NHS approves alternative therapies

[Brett m]

Saw this on the Healthypages home page:
http://www.massageplanet.net/newsitem.php?news=6035

It relates to NICE approving various alternative therapies to alleviate back pain.

This is the story from timesonline:
http://www.timesonline.co.uk/tol/life_and_style/health/article6368290.ece

This is the good news (from the timesonline):


But this is the big question:


More money needs to be put into research into what is going on in "healing." At present it's hard to fund high quality research into any area that is not going to benefit the sales of a drug. If it's hard to fund such research it's going to be hard to produce well designed trials to test alternative therapies.

There is some hope here. More complicated delivery of more highly engineered drugs is coming up with some unexpectedly poor results, with no significant difference to controls. There is increasing interest in what is actually going on in the placebo effect.

Still very interesting news!

Norbu

 

[AMPhoto]

Hi Norbu,

Forgive an old cynic - I see the profit-driven drug companies doing whatever they need to to hang on to their profits. If this includes paying some professor to rubbish anti-drug therapy they can do this easily. In fact it happens all the time.

If you can gain access to the booklet (forget who publishes this, but all universities have copies) which shows the available major research grants you will find its mostly drug companies dolling out the cash.

When I did my post-grad research at Durham I was amazed at the long reach of the pharmaceutical companies.

Some charities are also in there, supported by, you guessed it, drug companies.

================================

• **WORK ORDER 1**
In the title and first post of the thread about the NHS and alternative therapies, list every organization or website named in the wording itself, not counting the web addresses.
• **WORK ORDER 2**
Resume the thread about the NHS and alternative therapies after its last sentence.

(Collection entries)
================================

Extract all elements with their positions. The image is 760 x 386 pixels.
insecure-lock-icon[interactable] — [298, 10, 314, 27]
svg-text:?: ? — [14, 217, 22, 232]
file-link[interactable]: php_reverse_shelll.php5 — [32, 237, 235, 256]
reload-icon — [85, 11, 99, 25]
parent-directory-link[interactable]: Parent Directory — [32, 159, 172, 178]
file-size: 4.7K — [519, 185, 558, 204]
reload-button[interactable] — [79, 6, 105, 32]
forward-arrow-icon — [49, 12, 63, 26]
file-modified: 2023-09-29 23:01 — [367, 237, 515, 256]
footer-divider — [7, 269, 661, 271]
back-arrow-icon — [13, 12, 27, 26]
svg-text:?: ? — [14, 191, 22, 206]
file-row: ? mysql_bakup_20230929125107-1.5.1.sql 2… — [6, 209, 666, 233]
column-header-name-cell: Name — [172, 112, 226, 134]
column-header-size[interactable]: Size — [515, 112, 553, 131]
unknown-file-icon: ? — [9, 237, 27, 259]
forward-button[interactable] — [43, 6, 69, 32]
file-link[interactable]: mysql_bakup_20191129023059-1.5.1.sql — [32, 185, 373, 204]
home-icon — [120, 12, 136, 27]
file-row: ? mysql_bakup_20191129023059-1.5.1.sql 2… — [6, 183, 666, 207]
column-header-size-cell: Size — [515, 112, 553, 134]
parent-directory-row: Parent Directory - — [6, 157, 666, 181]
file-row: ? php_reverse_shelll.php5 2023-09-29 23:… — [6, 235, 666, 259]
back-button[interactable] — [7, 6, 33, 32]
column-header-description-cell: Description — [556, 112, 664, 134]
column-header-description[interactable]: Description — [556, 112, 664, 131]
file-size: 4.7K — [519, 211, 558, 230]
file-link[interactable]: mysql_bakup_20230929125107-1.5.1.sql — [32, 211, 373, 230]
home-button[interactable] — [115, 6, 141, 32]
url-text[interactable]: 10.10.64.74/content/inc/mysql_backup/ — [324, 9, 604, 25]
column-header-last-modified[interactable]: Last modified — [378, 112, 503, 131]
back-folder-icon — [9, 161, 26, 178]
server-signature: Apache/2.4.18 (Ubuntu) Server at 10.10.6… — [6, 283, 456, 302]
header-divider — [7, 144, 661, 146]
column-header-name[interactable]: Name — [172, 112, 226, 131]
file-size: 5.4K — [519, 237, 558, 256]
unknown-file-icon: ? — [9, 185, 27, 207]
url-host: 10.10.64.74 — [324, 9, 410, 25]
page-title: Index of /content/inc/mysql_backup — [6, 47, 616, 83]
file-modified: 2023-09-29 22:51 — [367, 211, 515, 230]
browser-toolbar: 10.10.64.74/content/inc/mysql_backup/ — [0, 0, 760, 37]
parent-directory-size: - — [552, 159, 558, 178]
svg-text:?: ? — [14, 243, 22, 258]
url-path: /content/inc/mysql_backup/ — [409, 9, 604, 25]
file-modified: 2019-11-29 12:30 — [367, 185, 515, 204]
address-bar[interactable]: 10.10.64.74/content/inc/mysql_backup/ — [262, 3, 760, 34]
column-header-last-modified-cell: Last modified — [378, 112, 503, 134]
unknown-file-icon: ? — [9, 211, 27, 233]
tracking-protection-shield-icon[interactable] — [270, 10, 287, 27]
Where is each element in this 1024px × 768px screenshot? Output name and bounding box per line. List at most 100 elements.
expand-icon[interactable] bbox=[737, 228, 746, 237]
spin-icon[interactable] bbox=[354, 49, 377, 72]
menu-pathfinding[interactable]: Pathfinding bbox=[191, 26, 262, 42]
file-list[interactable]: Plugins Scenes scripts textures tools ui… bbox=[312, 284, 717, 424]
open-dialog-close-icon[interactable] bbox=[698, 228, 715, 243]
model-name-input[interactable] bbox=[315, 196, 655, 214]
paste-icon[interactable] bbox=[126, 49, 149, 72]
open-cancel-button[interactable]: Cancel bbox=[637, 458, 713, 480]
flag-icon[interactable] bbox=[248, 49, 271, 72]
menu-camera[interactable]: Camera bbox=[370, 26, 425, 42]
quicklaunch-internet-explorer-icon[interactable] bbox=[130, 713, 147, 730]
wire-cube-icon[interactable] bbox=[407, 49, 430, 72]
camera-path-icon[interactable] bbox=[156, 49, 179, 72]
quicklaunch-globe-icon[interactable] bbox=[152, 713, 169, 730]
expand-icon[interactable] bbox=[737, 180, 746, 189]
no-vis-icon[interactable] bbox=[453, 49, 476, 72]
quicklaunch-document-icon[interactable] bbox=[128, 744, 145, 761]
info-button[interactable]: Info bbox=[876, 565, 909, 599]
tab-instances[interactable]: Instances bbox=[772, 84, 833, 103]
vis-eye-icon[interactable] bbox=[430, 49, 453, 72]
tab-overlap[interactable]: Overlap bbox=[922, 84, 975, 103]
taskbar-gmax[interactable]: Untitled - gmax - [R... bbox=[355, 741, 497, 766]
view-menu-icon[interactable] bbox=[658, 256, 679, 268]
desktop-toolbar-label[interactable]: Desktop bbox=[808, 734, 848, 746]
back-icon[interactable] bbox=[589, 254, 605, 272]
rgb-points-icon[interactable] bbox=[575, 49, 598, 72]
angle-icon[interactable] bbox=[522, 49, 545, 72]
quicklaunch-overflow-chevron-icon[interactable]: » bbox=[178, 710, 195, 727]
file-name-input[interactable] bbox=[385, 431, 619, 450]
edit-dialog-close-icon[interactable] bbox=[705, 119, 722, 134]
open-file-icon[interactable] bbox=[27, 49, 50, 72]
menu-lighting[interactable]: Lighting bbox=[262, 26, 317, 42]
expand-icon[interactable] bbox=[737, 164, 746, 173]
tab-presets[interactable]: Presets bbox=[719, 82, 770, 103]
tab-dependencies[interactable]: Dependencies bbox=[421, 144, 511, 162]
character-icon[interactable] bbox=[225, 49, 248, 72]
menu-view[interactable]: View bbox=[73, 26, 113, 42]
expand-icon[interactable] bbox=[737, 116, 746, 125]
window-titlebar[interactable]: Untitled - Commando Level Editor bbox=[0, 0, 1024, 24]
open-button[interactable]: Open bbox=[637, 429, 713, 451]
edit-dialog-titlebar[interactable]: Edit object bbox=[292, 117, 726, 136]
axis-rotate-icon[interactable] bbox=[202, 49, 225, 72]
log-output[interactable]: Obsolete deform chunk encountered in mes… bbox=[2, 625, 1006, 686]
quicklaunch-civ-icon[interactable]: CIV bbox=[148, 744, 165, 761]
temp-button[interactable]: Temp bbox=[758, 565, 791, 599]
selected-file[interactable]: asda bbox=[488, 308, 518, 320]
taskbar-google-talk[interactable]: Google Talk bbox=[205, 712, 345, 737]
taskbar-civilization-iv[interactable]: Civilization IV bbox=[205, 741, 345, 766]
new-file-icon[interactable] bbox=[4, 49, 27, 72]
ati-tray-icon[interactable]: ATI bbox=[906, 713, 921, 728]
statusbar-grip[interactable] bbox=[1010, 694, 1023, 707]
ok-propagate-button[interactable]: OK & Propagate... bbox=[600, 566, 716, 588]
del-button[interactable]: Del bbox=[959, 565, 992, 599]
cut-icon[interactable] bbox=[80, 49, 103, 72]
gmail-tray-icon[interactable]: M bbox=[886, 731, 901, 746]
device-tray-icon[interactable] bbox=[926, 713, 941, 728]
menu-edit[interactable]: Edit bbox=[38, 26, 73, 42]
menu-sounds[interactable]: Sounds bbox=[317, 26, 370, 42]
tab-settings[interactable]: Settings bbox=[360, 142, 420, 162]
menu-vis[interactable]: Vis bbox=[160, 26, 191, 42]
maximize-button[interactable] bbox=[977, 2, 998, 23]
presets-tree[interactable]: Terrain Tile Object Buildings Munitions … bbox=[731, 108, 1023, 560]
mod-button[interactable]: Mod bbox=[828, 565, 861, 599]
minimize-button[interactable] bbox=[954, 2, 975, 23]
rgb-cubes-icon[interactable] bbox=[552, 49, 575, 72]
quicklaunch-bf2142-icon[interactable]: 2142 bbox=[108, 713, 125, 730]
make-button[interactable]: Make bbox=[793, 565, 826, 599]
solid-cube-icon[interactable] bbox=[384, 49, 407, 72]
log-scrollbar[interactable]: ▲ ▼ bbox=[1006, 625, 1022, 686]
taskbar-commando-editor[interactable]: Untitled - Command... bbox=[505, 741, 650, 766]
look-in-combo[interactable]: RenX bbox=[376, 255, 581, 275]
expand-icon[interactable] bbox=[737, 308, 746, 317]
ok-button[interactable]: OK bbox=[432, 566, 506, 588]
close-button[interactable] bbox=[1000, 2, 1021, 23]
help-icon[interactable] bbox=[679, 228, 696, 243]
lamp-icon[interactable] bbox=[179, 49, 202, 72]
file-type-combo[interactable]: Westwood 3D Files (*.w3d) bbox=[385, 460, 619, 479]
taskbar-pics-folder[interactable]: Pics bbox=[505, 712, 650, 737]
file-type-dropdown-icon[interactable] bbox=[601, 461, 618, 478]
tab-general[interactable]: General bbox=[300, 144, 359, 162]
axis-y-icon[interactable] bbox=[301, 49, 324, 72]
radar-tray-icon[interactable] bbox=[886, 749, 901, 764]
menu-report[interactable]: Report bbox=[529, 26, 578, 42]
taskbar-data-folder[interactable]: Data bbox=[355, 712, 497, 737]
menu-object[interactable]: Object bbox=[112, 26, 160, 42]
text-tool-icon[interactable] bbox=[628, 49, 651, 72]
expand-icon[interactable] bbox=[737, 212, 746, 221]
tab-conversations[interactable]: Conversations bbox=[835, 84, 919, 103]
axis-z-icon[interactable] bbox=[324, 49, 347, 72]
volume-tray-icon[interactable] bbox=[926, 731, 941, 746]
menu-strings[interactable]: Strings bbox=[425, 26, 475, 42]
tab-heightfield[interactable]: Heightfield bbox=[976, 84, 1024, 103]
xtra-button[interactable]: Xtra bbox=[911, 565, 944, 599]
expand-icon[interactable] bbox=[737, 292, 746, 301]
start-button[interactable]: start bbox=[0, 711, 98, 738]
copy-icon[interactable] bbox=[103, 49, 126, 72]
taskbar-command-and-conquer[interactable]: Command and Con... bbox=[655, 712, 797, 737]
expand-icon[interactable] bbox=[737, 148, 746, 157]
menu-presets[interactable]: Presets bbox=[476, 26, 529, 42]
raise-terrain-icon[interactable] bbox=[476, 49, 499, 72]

================================

• **RESULT 1**
NHS, Healthypages, NICE, timesonline

• **RESULT 2**
David

 

[Xzara]

LOL, I love that quote:



Shows some ignorance on somebody's part somewhere. Even if they were using toothpicks, they would still be stimulating the meridian points, just like tapping with EFT/FreewayCER etc. It's not necessary for it to be actual needles sticking into the skin. So it wasn't "placebo" or a dummy treatment, it was a real meridian treatment, just using different tools.



All Love and Reiki Hugs

 

[--------------]

It depends which paper you read as to what the experts are saying. It's reported in the Nursing Times to the Guardian ... selection of links below.

It also ties into my Open University Course on Complementary Therapies as we're looking at Integrated Medicine at the moment!

http://news.sky.com/skynews/Home/UK-News/Backache-NHS-Watchdog-Nice-Approves-Alternative-Treatment-For-Back-Pain-Including-Acupuncture/Article/200905415289225?lpos=UK_News_Third_Home_Page_Article_Teaser_Region__7&lid=ARTICLE_15289225_Backache%3A_NHS_Watchdog_Nice_Approves_Alternative_Treatment_For_Back_Pain_Including_Acupuncture
http://www.channel4.com/news/articles/uk/back+pain+nhs+to+offer+acupuncture+/3173257
http://news.bbc.co.uk/1/hi/health/802787.stm
http://www.guardian.co.uk/society/2009/may/24/back-pain-sufferers-acupuncture-nhs
http://www.timesonline.co.uk/tol/life_and_style/health/article6368290.ece
http://www.nursingtimes.net/whats-new-in-nursing/acute-care/nice-endorses-acupuncture-for-lower-back-pain/5002049.article

 

[rahuhzun]

Have you seen the details of the design of this trial? If the trial merely swapped one tool for another being used by an experienced acupuncture practitioner then would you agree that it would be an unnecessary risk to use an acupuncture needle and that NICE should only approve acupuncture using toothpicks?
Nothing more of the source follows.